-- EXERCISE --
Find how many lines of the listing include the string "here", and report only that figure.

[Records from a data source]
■ ■ ■ ■

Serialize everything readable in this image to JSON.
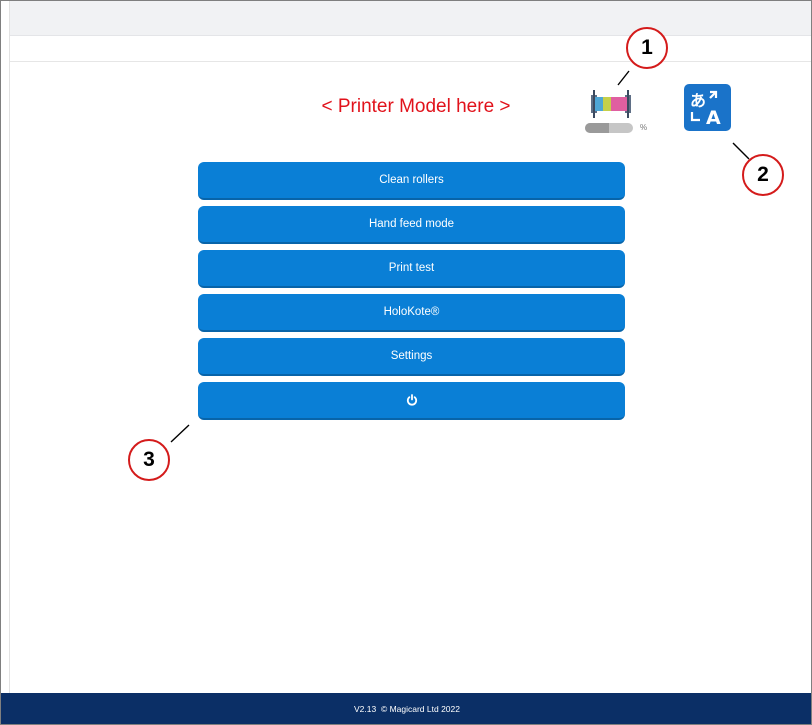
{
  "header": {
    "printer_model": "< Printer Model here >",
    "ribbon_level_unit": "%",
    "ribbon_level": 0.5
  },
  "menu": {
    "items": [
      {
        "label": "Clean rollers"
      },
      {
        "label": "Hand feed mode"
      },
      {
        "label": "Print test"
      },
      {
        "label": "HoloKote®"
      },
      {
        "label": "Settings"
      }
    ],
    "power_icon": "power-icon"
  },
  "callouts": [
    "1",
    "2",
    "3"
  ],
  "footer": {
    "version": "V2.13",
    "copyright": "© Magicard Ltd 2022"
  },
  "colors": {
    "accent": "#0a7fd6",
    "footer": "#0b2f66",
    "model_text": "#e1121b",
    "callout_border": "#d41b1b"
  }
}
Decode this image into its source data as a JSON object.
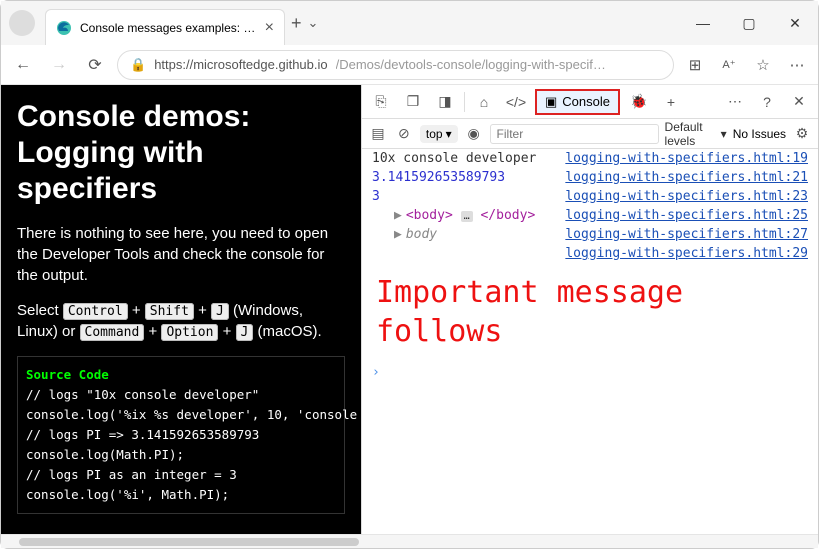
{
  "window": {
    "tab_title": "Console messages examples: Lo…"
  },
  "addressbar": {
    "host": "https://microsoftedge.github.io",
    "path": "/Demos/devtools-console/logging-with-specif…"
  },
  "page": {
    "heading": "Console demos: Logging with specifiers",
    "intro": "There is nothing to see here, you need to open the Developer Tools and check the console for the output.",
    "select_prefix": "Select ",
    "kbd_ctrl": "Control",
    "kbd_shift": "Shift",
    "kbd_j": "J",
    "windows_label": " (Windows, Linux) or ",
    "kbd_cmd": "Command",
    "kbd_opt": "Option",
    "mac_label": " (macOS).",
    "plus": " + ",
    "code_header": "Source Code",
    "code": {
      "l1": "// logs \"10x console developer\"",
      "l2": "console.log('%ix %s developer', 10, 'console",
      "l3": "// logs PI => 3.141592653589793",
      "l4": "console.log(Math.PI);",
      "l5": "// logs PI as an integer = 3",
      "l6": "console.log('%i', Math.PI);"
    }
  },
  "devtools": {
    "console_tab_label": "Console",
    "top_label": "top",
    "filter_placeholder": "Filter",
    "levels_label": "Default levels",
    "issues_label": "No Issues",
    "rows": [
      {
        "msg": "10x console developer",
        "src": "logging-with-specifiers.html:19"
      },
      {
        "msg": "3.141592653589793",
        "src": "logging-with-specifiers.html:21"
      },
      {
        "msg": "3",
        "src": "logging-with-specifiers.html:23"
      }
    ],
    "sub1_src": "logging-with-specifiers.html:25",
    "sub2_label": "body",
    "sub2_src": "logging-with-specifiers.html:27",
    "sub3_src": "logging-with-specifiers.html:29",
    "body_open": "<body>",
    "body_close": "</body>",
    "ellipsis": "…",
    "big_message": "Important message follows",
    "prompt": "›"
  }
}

■ ■ ■ ■

-- WRITTEN ANSWER --
2